REQUIREMENTS ▸
Look at the entries below and reproduce them exactly.

ROWS ▸

╭──

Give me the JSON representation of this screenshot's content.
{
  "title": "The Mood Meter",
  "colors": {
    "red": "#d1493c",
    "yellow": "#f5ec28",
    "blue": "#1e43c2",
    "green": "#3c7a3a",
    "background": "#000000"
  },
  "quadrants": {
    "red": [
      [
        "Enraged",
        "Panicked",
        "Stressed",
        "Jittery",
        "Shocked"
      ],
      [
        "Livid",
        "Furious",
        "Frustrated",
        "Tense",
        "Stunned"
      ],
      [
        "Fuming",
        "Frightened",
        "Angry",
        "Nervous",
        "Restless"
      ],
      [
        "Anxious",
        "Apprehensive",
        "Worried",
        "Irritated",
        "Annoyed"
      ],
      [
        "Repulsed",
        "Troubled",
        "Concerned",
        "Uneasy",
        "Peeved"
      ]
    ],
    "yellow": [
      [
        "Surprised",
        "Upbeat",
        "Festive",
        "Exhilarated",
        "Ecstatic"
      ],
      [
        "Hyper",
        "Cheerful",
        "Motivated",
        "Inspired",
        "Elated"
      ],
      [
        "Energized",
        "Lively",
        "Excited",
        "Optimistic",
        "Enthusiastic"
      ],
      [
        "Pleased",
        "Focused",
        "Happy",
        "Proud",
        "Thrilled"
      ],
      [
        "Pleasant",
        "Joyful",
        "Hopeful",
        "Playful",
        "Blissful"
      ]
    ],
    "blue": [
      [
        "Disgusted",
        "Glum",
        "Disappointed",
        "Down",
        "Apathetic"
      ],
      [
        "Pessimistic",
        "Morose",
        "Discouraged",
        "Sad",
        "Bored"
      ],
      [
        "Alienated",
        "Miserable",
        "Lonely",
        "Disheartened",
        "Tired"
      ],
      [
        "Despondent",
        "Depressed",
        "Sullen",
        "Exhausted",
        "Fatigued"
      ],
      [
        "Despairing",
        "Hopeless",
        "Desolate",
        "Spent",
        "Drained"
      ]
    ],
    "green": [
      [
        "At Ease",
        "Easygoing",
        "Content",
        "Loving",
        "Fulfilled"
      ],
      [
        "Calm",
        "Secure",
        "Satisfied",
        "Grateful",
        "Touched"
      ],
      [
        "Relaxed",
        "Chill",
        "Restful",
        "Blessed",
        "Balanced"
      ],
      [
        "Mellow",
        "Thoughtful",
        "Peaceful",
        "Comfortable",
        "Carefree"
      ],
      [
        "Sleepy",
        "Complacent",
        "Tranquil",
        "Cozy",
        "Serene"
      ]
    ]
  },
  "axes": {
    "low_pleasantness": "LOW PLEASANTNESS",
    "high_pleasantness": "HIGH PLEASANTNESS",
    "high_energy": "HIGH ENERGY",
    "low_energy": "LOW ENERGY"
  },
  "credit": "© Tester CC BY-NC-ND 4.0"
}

╰──

REPLY TO THE TASK ▸
Give me the JSON representation of this screenshot's content.
{
  "title": "The Mood Meter",
  "colors": {
    "red": "#d1493c",
    "yellow": "#f5ec28",
    "blue": "#1e43c2",
    "green": "#3c7a3a",
    "background": "#000000"
  },
  "quadrants": {
    "red": [
      [
        "Enraged",
        "Panicked",
        "Stressed",
        "Jittery",
        "Shocked"
      ],
      [
        "Livid",
        "Furious",
        "Frustrated",
        "Tense",
        "Stunned"
      ],
      [
        "Fuming",
        "Frightened",
        "Angry",
        "Nervous",
        "Restless"
      ],
      [
        "Anxious",
        "Apprehensive",
        "Worried",
        "Irritated",
        "Annoyed"
      ],
      [
        "Repulsed",
        "Troubled",
        "Concerned",
        "Uneasy",
        "Peeved"
      ]
    ],
    "yellow": [
      [
        "Surprised",
        "Upbeat",
        "Festive",
        "Exhilarated",
        "Ecstatic"
      ],
      [
        "Hyper",
        "Cheerful",
        "Motivated",
        "Inspired",
        "Elated"
      ],
      [
        "Energized",
        "Lively",
        "Excited",
        "Optimistic",
        "Enthusiastic"
      ],
      [
        "Pleased",
        "Focused",
        "Happy",
        "Proud",
        "Thrilled"
      ],
      [
        "Pleasant",
        "Joyful",
        "Hopeful",
        "Playful",
        "Blissful"
      ]
    ],
    "blue": [
      [
        "Disgusted",
        "Glum",
        "Disappointed",
        "Down",
        "Apathetic"
      ],
      [
        "Pessimistic",
        "Morose",
        "Discouraged",
        "Sad",
        "Bored"
      ],
      [
        "Alienated",
        "Miserable",
        "Lonely",
        "Disheartened",
        "Tired"
      ],
      [
        "Despondent",
        "Depressed",
        "Sullen",
        "Exhausted",
        "Fatigued"
      ],
      [
        "Despairing",
        "Hopeless",
        "Desolate",
        "Spent",
        "Drained"
      ]
    ],
    "green": [
      [
        "At Ease",
        "Easygoing",
        "Content",
        "Loving",
        "Fulfilled"
      ],
      [
        "Calm",
        "Secure",
        "Satisfied",
        "Grateful",
        "Touched"
      ],
      [
        "Relaxed",
        "Chill",
        "Restful",
        "Blessed",
        "Balanced"
      ],
      [
        "Mellow",
        "Thoughtful",
        "Peaceful",
        "Comfortable",
        "Carefree"
      ],
      [
        "Sleepy",
        "Complacent",
        "Tranquil",
        "Cozy",
        "Serene"
      ]
    ]
  },
  "axes": {
    "low_pleasantness": "LOW PLEASANTNESS",
    "high_pleasantness": "HIGH PLEASANTNESS",
    "high_energy": "HIGH ENERGY",
    "low_energy": "LOW ENERGY"
  },
  "credit": "© Tester CC BY-NC-ND 4.0"
}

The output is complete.